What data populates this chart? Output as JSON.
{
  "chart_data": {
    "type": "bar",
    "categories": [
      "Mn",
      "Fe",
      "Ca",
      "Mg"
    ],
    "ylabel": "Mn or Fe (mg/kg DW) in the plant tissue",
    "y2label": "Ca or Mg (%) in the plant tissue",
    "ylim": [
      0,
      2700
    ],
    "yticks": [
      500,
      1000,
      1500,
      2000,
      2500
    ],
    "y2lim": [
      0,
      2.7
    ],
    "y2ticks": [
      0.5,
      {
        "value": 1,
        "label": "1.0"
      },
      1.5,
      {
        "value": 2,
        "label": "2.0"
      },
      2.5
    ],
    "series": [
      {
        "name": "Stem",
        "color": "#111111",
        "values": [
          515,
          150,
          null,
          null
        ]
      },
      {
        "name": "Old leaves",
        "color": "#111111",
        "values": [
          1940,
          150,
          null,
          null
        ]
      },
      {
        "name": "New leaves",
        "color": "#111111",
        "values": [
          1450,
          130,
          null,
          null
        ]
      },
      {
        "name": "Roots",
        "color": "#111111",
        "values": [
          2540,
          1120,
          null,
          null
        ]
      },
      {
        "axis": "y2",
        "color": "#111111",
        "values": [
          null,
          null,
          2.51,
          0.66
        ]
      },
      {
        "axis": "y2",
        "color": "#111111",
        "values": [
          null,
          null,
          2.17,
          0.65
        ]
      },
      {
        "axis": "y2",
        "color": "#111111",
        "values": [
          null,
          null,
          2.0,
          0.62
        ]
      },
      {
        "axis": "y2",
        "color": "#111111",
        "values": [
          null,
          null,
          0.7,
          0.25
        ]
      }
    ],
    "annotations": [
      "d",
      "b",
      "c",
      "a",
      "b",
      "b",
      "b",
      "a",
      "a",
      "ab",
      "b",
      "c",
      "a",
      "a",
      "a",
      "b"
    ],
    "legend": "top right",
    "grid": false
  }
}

= EXERCISE BRIEF =
Write out all the data again, exactly as it appears.

= FINISHED ANSWER =
What data populates this chart? Output as JSON.
{
  "chart_data": {
    "type": "bar",
    "categories": [
      "Mn",
      "Fe",
      "Ca",
      "Mg"
    ],
    "ylabel": "Mn or Fe (mg/kg DW) in the plant tissue",
    "y2label": "Ca or Mg (%) in the plant tissue",
    "ylim": [
      0,
      2700
    ],
    "yticks": [
      500,
      1000,
      1500,
      2000,
      2500
    ],
    "y2lim": [
      0,
      2.7
    ],
    "y2ticks": [
      0.5,
      {
        "value": 1,
        "label": "1.0"
      },
      1.5,
      {
        "value": 2,
        "label": "2.0"
      },
      2.5
    ],
    "series": [
      {
        "name": "Stem",
        "color": "#111111",
        "values": [
          515,
          150,
          null,
          null
        ]
      },
      {
        "name": "Old leaves",
        "color": "#111111",
        "values": [
          1940,
          150,
          null,
          null
        ]
      },
      {
        "name": "New leaves",
        "color": "#111111",
        "values": [
          1450,
          130,
          null,
          null
        ]
      },
      {
        "name": "Roots",
        "color": "#111111",
        "values": [
          2540,
          1120,
          null,
          null
        ]
      },
      {
        "axis": "y2",
        "color": "#111111",
        "values": [
          null,
          null,
          2.51,
          0.66
        ]
      },
      {
        "axis": "y2",
        "color": "#111111",
        "values": [
          null,
          null,
          2.17,
          0.65
        ]
      },
      {
        "axis": "y2",
        "color": "#111111",
        "values": [
          null,
          null,
          2.0,
          0.62
        ]
      },
      {
        "axis": "y2",
        "color": "#111111",
        "values": [
          null,
          null,
          0.7,
          0.25
        ]
      }
    ],
    "annotations": [
      "d",
      "b",
      "c",
      "a",
      "b",
      "b",
      "b",
      "a",
      "a",
      "ab",
      "b",
      "c",
      "a",
      "a",
      "a",
      "b"
    ],
    "legend": "top right",
    "grid": false
  }
}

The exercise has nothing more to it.